Thursday, January 22, 2009

Personal Aside: The Ideological Tennis Game that Has Built Our Politics.


The Tension Between Liberty and Order.

Our country’s politics began as an ideological tennis match—the founding of this country. And it’s still going on after 220 years. But the game is getting so one-sided that until it returns to a middling balance between the players, it’s going to be ruinous for us all.

It’s always been known that the good society must have both liberty and order. If you have too much liberty, the absence of enduring law, you get anarchy. If you have too much order, there is a snuffing out of freedom and you get despotism. The knack of the game is to equate a balance between liberty and order.

After the Revolution, two major league players moved to center court. Superbly equipped intellectually, they were probably the most fascinating opponents a political system ever had. As they took their places on opposite sides of the net, let’s examine them. One: Thomas Jefferson. A Virginia patrician landowner, horticulturalist, architect, inventor, statesman and sublime writer, in his 40s when the game began, he stood for one of the two key aspirations that make a country great: liberty. He began as the designated server in this makeshift tennis match by serving up our canonical testament for freedom, the Declaration of Independence—no greater argument for liberty in the West. With the penning of the Declaration, proclaiming liberty, the joust begin with: Advantage: Jefferson.

On the opposite side of the net, was Alexander Hamilton, illegitimate, motherless at an early age from the West Indies with a Scot noble as father, moved to New York in his teens, worked in a counting house, becoming lawyer, economist, soldier, constitutional expert, in his late 30s at start of the game. He stood ready to receive. When the ball came over the net, he countered with order and crusaded for a Constitution…something Jefferson vaguely distrusted—a set of laws with teeth, not semi-recommendations as in the Articles of Confederation. When the Constitution was approved, there was a tie between the two: liberty with Jefferson, order with Hamilton. The difference was crystal clear: Jefferson sided with rural areas, individual liberty, as little government regulation as possible. Hamilton sided with a strong national government which he insisted was needed to protect commerce.

But for now with adoption of the Constitution, Advantage: Hamilton.

In response Jefferson smashed an attack across the net in behalf of liberty: the Bill of Rights. Hamilton wasn’t happy with the Bill of Rights but accepted it in order to get the Constitution ratified. Advantage: Jefferson.
···
» What to do
In the post on politics as a tennis match between liberty and order, what did Jefferson smash back across the net after the Constitution was adopted?
···
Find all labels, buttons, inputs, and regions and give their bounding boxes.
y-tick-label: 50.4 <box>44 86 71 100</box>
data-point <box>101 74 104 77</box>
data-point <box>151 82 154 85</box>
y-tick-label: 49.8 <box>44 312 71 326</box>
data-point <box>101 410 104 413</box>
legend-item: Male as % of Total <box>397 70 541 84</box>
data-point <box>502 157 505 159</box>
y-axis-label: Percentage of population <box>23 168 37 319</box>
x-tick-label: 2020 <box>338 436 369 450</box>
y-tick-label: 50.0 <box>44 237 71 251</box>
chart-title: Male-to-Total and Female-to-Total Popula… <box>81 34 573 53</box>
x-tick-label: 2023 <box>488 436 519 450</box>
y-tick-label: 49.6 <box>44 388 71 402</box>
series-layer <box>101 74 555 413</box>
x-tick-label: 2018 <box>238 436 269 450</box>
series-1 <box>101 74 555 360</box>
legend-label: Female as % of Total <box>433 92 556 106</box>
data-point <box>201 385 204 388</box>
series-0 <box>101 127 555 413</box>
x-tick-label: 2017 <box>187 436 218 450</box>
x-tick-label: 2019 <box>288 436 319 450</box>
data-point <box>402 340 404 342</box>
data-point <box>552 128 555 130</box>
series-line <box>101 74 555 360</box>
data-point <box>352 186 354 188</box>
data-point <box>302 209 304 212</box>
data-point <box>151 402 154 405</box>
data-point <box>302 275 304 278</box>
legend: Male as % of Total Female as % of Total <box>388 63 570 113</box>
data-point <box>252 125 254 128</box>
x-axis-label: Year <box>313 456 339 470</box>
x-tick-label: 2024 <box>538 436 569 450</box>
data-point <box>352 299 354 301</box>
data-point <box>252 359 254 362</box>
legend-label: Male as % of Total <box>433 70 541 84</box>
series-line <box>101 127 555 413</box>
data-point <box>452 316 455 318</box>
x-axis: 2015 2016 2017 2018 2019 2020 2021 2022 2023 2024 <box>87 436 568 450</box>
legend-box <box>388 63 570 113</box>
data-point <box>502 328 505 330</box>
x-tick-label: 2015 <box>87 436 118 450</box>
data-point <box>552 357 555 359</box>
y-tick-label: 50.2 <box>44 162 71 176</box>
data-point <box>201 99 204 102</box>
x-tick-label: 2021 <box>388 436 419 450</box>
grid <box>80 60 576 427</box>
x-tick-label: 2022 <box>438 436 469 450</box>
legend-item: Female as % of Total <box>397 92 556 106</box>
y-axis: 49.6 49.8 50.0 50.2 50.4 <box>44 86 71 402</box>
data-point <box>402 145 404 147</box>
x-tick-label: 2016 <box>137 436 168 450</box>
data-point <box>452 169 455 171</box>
···
» Result of the task
The Bill of Rights.